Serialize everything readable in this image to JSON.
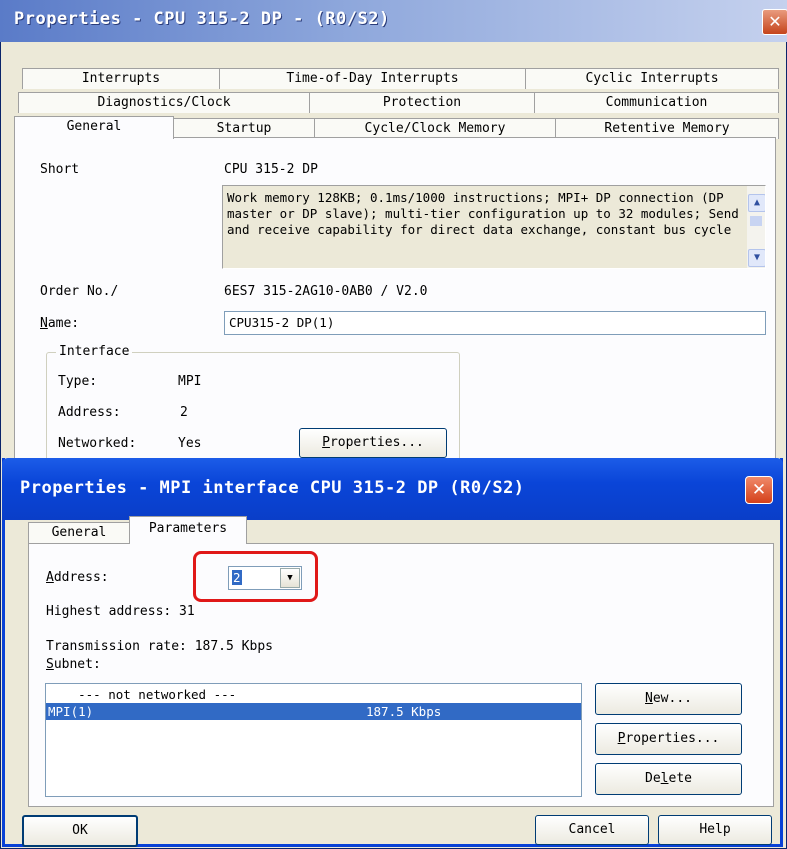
{
  "outer": {
    "title": "Properties - CPU 315-2 DP - (R0/S2)",
    "tabs_row1": [
      "Interrupts",
      "Time-of-Day Interrupts",
      "Cyclic Interrupts"
    ],
    "tabs_row2": [
      "Diagnostics/Clock",
      "Protection",
      "Communication"
    ],
    "tabs_row3": [
      "General",
      "Startup",
      "Cycle/Clock Memory",
      "Retentive Memory"
    ],
    "short_label": "Short",
    "short_value": "CPU 315-2 DP",
    "description": "Work memory 128KB; 0.1ms/1000 instructions; MPI+ DP connection (DP master or DP slave); multi-tier configuration up to 32 modules; Send and receive capability for direct data exchange, constant bus cycle",
    "order_label": "Order No./",
    "order_value": "6ES7 315-2AG10-0AB0 / V2.0",
    "name_label_first": "N",
    "name_label_rest": "ame:",
    "name_value": "CPU315-2 DP(1)",
    "interface": {
      "legend": "Interface",
      "type_label": "Type:",
      "type_value": "MPI",
      "address_label": "Address:",
      "address_value": "2",
      "networked_label": "Networked:",
      "networked_value": "Yes",
      "properties_first": "P",
      "properties_rest": "roperties..."
    }
  },
  "inner": {
    "title": "Properties - MPI interface  CPU 315-2 DP (R0/S2)",
    "tabs": [
      "General",
      "Parameters"
    ],
    "address_label_first": "A",
    "address_label_rest": "ddress:",
    "address_value": "2",
    "highest_address": "Highest address:  31",
    "transmission_rate": "Transmission rate: 187.5 Kbps",
    "subnet_label_first": "S",
    "subnet_label_rest": "ubnet:",
    "subnet_rows": [
      {
        "name": "    --- not networked ---",
        "rate": ""
      },
      {
        "name": "MPI(1)",
        "rate": "187.5 Kbps"
      }
    ],
    "new_first": "N",
    "new_rest": "ew...",
    "properties_first": "P",
    "properties_rest": "roperties...",
    "delete_pre": "De",
    "delete_u": "l",
    "delete_post": "ete",
    "ok": "OK",
    "cancel": "Cancel",
    "help": "Help"
  },
  "colors": {
    "highlight": "#316ac5",
    "callout": "#e01818",
    "xp_blue": "#0a45d8"
  }
}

Description of the task: Copy every line of the listing that includes the string "Kbps".

Exercise answer:
    "transmission_rate": "Transmission rate: 187.5 Kbps",
        "rate": "187.5 Kbps"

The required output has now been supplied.